Instruction: Skip every image and restate the data word for word.

Records to use:
»»

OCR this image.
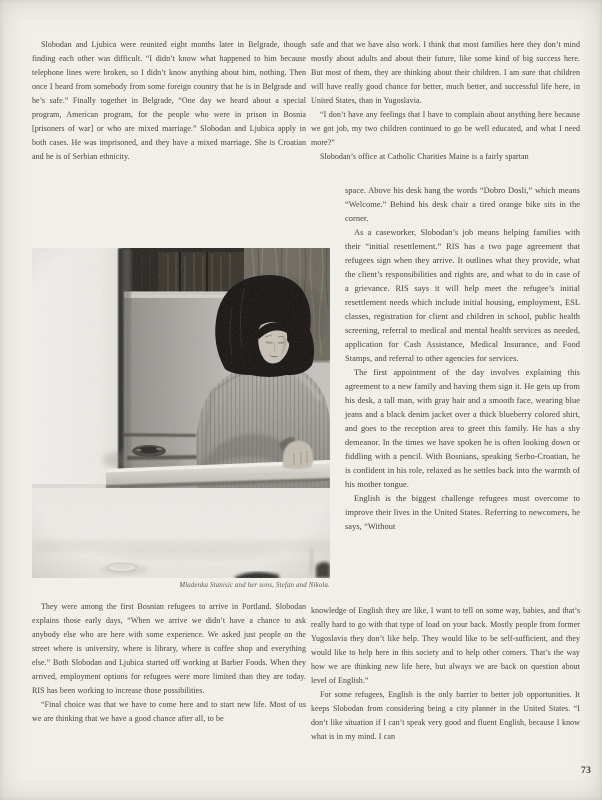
Slobodan and Ljubica were reunited eight months later in Belgrade, though finding each other was difficult. “I didn’t know what happened to him because telephone lines were broken, so I didn’t know anything about him, nothing. Then once I heard from somebody from some foreign country that he is in Belgrade and he’s safe.” Finally together in Belgrade, “One day we heard about a special program, American program, for the people who were in prison in Bosnia [prisoners of war] or who are mixed marriage.” Slobodan and Ljubica apply in both cases. He was imprisoned, and they have a mixed marriage. She is Croatian and he is of Serbian ethnicity.

safe and that we have also work. I think that most families here they don’t mind mostly about adults and about their future, like some kind of big success here. But most of them, they are thinking about their children. I am sure that children will have really good chance for better, much better, and successful life here, in United States, than in Yugoslavia.

“I don’t have any feelings that I have to complain about anything here because we got job, my two children continued to go be well educated, and what I need more?”

Slobodan’s office at Catholic Charities Maine is a fairly spartan

space. Above his desk hang the words “Dobro Dosli,” which means “Welcome.” Behind his desk chair a tired orange bike sits in the corner.

As a caseworker, Slobodan’s job means helping families with their “initial resettlement.” RIS has a two page agreement that refugees sign when they arrive. It outlines what they provide, what the client’s responsibilities and rights are, and what to do in case of a grievance. RIS says it will help meet the refugee’s initial resettlement needs which include initial housing, employment, ESL classes, registration for client and children in school, public health screening, referral to medical and mental health services as needed, application for Cash Assistance, Medical Insurance, and Food Stamps, and referral to other agencies for services.

The first appointment of the day involves explaining this agreement to a new family and having them sign it. He gets up from his desk, a tall man, with gray hair and a smooth face, wearing blue jeans and a black denim jacket over a thick blueberry colored shirt, and goes to the reception area to greet this family. He has a shy demeanor. In the times we have spoken he is often looking down or fiddling with a pencil. With Bosnians, speaking Serbo-Croatian, he is confident in his role, relaxed as he settles back into the warmth of his mother tongue.

English is the biggest challenge refugees must overcome to improve their lives in the United States. Referring to newcomers, he says, “Without

knowledge of English they are like, I want to tell on some way, babies, and that’s really hard to go with that type of load on your back. Mostly people from former Yugoslavia they don’t like help. They would like to be self-sufficient, and they would like to help here in this society and to help other comers. That’s the way how we are thinking new life here, but always we are back on question about level of English.”

For some refugees, English is the only barrier to better job opportunities. It keeps Slobodan from considering being a city planner in the United States. “I don’t like situation if I can’t speak very good and fluent English, because I know what is in my mind. I can

Mladenka Stanisic and her sons, Stefan and Nikola.

They were among the first Bosnian refugees to arrive in Portland. Slobodan explains those early days, “When we arrive we didn’t have a chance to ask anybody else who are here with some experience. We asked just people on the street where is university, where is library, where is coffee shop and everything else.” Both Slobodan and Ljubica started off working at Barber Foods. When they arrived, employment options for refugees were more limited than they are today. RIS has been working to increase those possibilities.

“Final choice was that we have to come here and to start new life. Most of us we are thinking that we have a good chance after all, to be

73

««

Final answer:
OCR this image.
Slobodan and Ljubica were reunited eight months later in Belgrade, though finding each other was difficult. “I didn’t know what happened to him because telephone lines were broken, so I didn’t know anything about him, nothing. Then once I heard from somebody from some foreign country that he is in Belgrade and he’s safe.” Finally together in Belgrade, “One day we heard about a special program, American program, for the people who were in prison in Bosnia [prisoners of war] or who are mixed marriage.” Slobodan and Ljubica apply in both cases. He was imprisoned, and they have a mixed marriage. She is Croatian and he is of Serbian ethnicity.

safe and that we have also work. I think that most families here they don’t mind mostly about adults and about their future, like some kind of big success here. But most of them, they are thinking about their children. I am sure that children will have really good chance for better, much better, and successful life here, in United States, than in Yugoslavia.

“I don’t have any feelings that I have to complain about anything here because we got job, my two children continued to go be well educated, and what I need more?”

Slobodan’s office at Catholic Charities Maine is a fairly spartan

space. Above his desk hang the words “Dobro Dosli,” which means “Welcome.” Behind his desk chair a tired orange bike sits in the corner.

As a caseworker, Slobodan’s job means helping families with their “initial resettlement.” RIS has a two page agreement that refugees sign when they arrive. It outlines what they provide, what the client’s responsibilities and rights are, and what to do in case of a grievance. RIS says it will help meet the refugee’s initial resettlement needs which include initial housing, employment, ESL classes, registration for client and children in school, public health screening, referral to medical and mental health services as needed, application for Cash Assistance, Medical Insurance, and Food Stamps, and referral to other agencies for services.

The first appointment of the day involves explaining this agreement to a new family and having them sign it. He gets up from his desk, a tall man, with gray hair and a smooth face, wearing blue jeans and a black denim jacket over a thick blueberry colored shirt, and goes to the reception area to greet this family. He has a shy demeanor. In the times we have spoken he is often looking down or fiddling with a pencil. With Bosnians, speaking Serbo-Croatian, he is confident in his role, relaxed as he settles back into the warmth of his mother tongue.

English is the biggest challenge refugees must overcome to improve their lives in the United States. Referring to newcomers, he says, “Without

knowledge of English they are like, I want to tell on some way, babies, and that’s really hard to go with that type of load on your back. Mostly people from former Yugoslavia they don’t like help. They would like to be self-sufficient, and they would like to help here in this society and to help other comers. That’s the way how we are thinking new life here, but always we are back on question about level of English.”

For some refugees, English is the only barrier to better job opportunities. It keeps Slobodan from considering being a city planner in the United States. “I don’t like situation if I can’t speak very good and fluent English, because I know what is in my mind. I can

Mladenka Stanisic and her sons, Stefan and Nikola.

They were among the first Bosnian refugees to arrive in Portland. Slobodan explains those early days, “When we arrive we didn’t have a chance to ask anybody else who are here with some experience. We asked just people on the street where is university, where is library, where is coffee shop and everything else.” Both Slobodan and Ljubica started off working at Barber Foods. When they arrived, employment options for refugees were more limited than they are today. RIS has been working to increase those possibilities.

“Final choice was that we have to come here and to start new life. Most of us we are thinking that we have a good chance after all, to be

73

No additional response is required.